### Figure dataset records
⟨

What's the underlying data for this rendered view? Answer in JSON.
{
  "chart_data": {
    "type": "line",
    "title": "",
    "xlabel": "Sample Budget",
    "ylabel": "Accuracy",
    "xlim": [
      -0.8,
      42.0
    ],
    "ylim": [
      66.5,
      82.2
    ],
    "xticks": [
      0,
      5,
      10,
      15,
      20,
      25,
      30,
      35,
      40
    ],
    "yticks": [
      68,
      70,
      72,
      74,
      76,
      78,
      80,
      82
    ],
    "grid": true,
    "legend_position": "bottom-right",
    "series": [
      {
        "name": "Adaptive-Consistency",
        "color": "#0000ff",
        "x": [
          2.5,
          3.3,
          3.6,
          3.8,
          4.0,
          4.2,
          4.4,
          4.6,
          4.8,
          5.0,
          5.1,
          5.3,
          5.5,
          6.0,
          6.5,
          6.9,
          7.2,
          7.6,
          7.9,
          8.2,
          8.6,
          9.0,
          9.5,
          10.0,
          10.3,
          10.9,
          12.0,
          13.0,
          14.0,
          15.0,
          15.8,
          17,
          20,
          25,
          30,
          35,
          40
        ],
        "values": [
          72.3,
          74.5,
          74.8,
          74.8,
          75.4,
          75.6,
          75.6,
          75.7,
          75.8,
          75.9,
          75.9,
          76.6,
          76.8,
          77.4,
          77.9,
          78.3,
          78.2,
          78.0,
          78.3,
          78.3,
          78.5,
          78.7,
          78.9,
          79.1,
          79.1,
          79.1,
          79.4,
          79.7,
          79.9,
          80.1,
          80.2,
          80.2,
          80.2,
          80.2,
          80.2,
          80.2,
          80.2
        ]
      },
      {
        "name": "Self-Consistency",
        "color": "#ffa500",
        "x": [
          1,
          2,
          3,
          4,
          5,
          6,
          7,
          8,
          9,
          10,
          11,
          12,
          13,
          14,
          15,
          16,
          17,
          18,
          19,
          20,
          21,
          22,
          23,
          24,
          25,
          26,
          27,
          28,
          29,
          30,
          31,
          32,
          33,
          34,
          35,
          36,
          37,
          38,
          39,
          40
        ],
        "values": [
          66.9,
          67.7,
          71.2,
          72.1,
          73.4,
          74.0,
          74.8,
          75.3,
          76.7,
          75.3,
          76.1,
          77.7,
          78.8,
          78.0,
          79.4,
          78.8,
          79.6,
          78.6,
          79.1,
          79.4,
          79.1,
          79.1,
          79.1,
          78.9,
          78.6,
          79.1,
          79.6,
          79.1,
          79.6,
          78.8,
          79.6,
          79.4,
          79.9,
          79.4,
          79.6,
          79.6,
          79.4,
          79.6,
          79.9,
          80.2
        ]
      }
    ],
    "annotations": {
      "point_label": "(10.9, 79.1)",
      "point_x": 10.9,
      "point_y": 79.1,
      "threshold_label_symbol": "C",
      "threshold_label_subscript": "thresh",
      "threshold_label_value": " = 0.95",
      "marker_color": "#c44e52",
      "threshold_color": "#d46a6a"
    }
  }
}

⟩

### Exercise brief
Reproduce all the records precisely.

### Response to this exercise
What's the underlying data for this rendered view? Answer in JSON.
{
  "chart_data": {
    "type": "line",
    "title": "",
    "xlabel": "Sample Budget",
    "ylabel": "Accuracy",
    "xlim": [
      -0.8,
      42.0
    ],
    "ylim": [
      66.5,
      82.2
    ],
    "xticks": [
      0,
      5,
      10,
      15,
      20,
      25,
      30,
      35,
      40
    ],
    "yticks": [
      68,
      70,
      72,
      74,
      76,
      78,
      80,
      82
    ],
    "grid": true,
    "legend_position": "bottom-right",
    "series": [
      {
        "name": "Adaptive-Consistency",
        "color": "#0000ff",
        "x": [
          2.5,
          3.3,
          3.6,
          3.8,
          4.0,
          4.2,
          4.4,
          4.6,
          4.8,
          5.0,
          5.1,
          5.3,
          5.5,
          6.0,
          6.5,
          6.9,
          7.2,
          7.6,
          7.9,
          8.2,
          8.6,
          9.0,
          9.5,
          10.0,
          10.3,
          10.9,
          12.0,
          13.0,
          14.0,
          15.0,
          15.8,
          17,
          20,
          25,
          30,
          35,
          40
        ],
        "values": [
          72.3,
          74.5,
          74.8,
          74.8,
          75.4,
          75.6,
          75.6,
          75.7,
          75.8,
          75.9,
          75.9,
          76.6,
          76.8,
          77.4,
          77.9,
          78.3,
          78.2,
          78.0,
          78.3,
          78.3,
          78.5,
          78.7,
          78.9,
          79.1,
          79.1,
          79.1,
          79.4,
          79.7,
          79.9,
          80.1,
          80.2,
          80.2,
          80.2,
          80.2,
          80.2,
          80.2,
          80.2
        ]
      },
      {
        "name": "Self-Consistency",
        "color": "#ffa500",
        "x": [
          1,
          2,
          3,
          4,
          5,
          6,
          7,
          8,
          9,
          10,
          11,
          12,
          13,
          14,
          15,
          16,
          17,
          18,
          19,
          20,
          21,
          22,
          23,
          24,
          25,
          26,
          27,
          28,
          29,
          30,
          31,
          32,
          33,
          34,
          35,
          36,
          37,
          38,
          39,
          40
        ],
        "values": [
          66.9,
          67.7,
          71.2,
          72.1,
          73.4,
          74.0,
          74.8,
          75.3,
          76.7,
          75.3,
          76.1,
          77.7,
          78.8,
          78.0,
          79.4,
          78.8,
          79.6,
          78.6,
          79.1,
          79.4,
          79.1,
          79.1,
          79.1,
          78.9,
          78.6,
          79.1,
          79.6,
          79.1,
          79.6,
          78.8,
          79.6,
          79.4,
          79.9,
          79.4,
          79.6,
          79.6,
          79.4,
          79.6,
          79.9,
          80.2
        ]
      }
    ],
    "annotations": {
      "point_label": "(10.9, 79.1)",
      "point_x": 10.9,
      "point_y": 79.1,
      "threshold_label_symbol": "C",
      "threshold_label_subscript": "thresh",
      "threshold_label_value": " = 0.95",
      "marker_color": "#c44e52",
      "threshold_color": "#d46a6a"
    }
  }
}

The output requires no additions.